Posted by danielwalldammit in Alaska, Movies

≈ 10 Comments

Tags

Alaska, Barrow, Ecology, Film, Horror, Malthus, Movies, Thirty Days of Night, Undead

It is certainly a memorable scene. Vampires chasing down the residents of a small town on the frozen tundra. Its residents cannot leave, they cannot contact the outside world, and the sun will not return for 30 days. The town-folk are powerless against their assailants. And the vampires run rampant through the town, slaughtering the residents at will and completely without mercy.

Shot from above, the figures run this way and that across the blood splattered snow. Which is vampire and which is victim? You can just make it out in some instances, mostly when one of them dies. Horribly!

This is classic horror, is it not?

No. It’s the Tragedy of the Commons.

You see the real tragedy in this story is not the loss of human life. That story is so old it hardly merits mention. Yeah, yeah, there is a couple, an adorable grandma, a spunky teen, and even a weird uncle-like character who will do some good before he dies. We even get a token minority, and of course we wonder which will live and which won’t.

All been done before.

What makes this film truly original, what separates it from the rank and file horror-flicks, what makes this high art, is the fact that this movie explores the economic ramifications of a completely unique ecosystem. Sadly, the movie seems to suggest that vampires just don’t get it either. Immortal though they may be, they too are doomed to experience the miseries of a Malthusian nightmare. They too will exhaust their food supply.

In this case, it is entirely unnecessary.

[Layout annotation records]

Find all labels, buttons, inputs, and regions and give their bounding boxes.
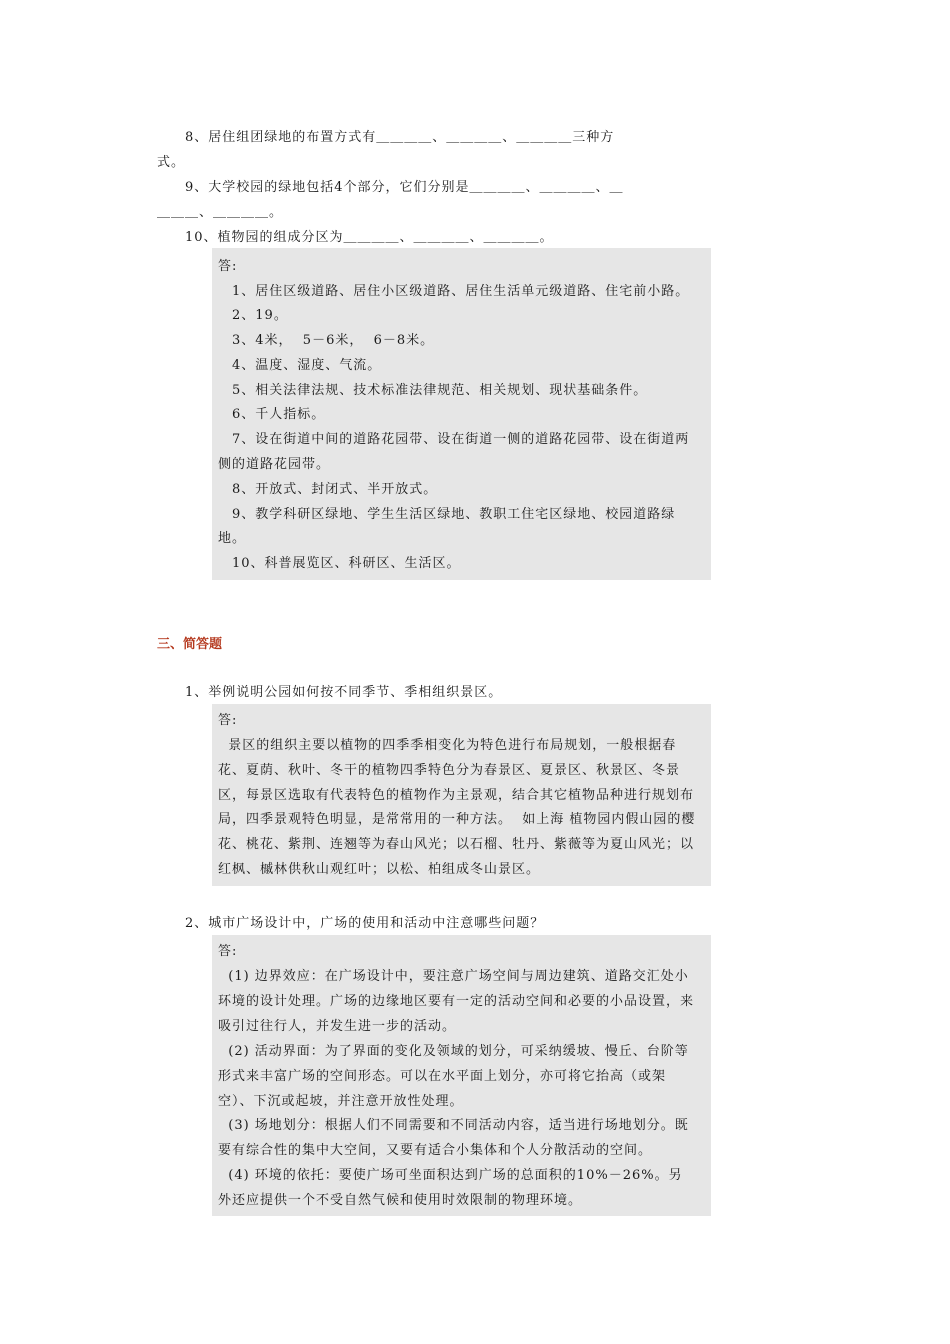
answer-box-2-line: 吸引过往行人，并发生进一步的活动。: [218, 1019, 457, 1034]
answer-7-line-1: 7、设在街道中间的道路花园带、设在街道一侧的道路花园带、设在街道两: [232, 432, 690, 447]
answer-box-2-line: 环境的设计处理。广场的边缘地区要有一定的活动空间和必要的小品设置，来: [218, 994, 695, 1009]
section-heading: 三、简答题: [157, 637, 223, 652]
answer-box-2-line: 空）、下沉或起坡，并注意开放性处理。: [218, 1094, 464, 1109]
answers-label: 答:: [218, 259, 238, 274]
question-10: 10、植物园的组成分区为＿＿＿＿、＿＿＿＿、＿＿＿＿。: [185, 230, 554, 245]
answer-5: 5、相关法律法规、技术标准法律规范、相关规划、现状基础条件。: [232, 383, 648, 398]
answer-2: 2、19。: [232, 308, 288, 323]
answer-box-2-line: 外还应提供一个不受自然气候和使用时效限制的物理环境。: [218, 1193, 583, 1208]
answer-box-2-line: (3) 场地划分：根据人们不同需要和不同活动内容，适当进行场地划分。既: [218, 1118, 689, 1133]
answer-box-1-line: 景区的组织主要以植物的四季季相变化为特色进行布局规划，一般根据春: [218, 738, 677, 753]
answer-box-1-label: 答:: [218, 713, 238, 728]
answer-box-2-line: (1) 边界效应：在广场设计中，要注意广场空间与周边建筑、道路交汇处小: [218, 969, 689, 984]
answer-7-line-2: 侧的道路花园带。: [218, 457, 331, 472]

Task requirements »
1. Answer these questions about the Thirty Days of Night post:
(a) For how many days will the sun not return?
(b) What does the post say the scene is, instead of classic horror?
(c) What do the vampires too exhaust?
2. Reproduce the Thirty Days of Night post from "No. It’s the" to "is entirely unnecessary.", without any changes.
3. Proceed with the Thirty Days of Night post, picking up after its final sentence.

Task responses »
1.
(a) 30 days.
(b) The Tragedy of the Commons.
(c) Their food supply.

2.
No. It’s the Tragedy of the Commons.

You see the real tragedy in this story is not the loss of human life. That story is so old it hardly merits mention. Yeah, yeah, there is a couple, an adorable grandma, a spunky teen, and even a weird uncle-like character who will do some good before he dies. We even get a token minority, and of course we wonder which will live and which won’t.

All been done before.

What makes this film truly original, what separates it from the rank and file horror-flicks, what makes this high art, is the fact that this movie explores the economic ramifications of a completely unique ecosystem. Sadly, the movie seems to suggest that vampires just don’t get it either. Immortal though they may be, they too are doomed to experience the miseries of a Malthusian nightmare. They too will exhaust their food supply.

In this case, it is entirely unnecessary.

3.
You see, the Barrow in Alaska of Thirty Days of Night is a vampire’s Utopian dream. Easily cut off from the outside world, and subject to 30 full days of darkness, what blood sucking undead would not regard it as the ultimate dinner banquet, just waiting for an RSVP? And with a little over a hundred and fifty people remaining in town for the winter, there should be plenty of food to go around.

Right?

Of course, if a vampire was paying attention, he would have noticed that Barrow actually has about 5,000 people and 2 months of night (or 40-something days of it, depending on what counts as a day without sun). So, Barrow is even more plentiful than the fellows in this movie could possibly have imagined.

Even better!

So, you would THINK that a small hoard of vampires accustomed to long drawn-out plot lines just to get a single meal in before the second act would be able to make the most of this opportunity. Well perhaps if they had read their Garrett Hardin! …or if they had implemented a proper system of human resource management. If they had even auctioned the mortals off as private property, things might still have gone better. With proper incentives, each of the undead could have had food enough to last for the entire winter.

But no.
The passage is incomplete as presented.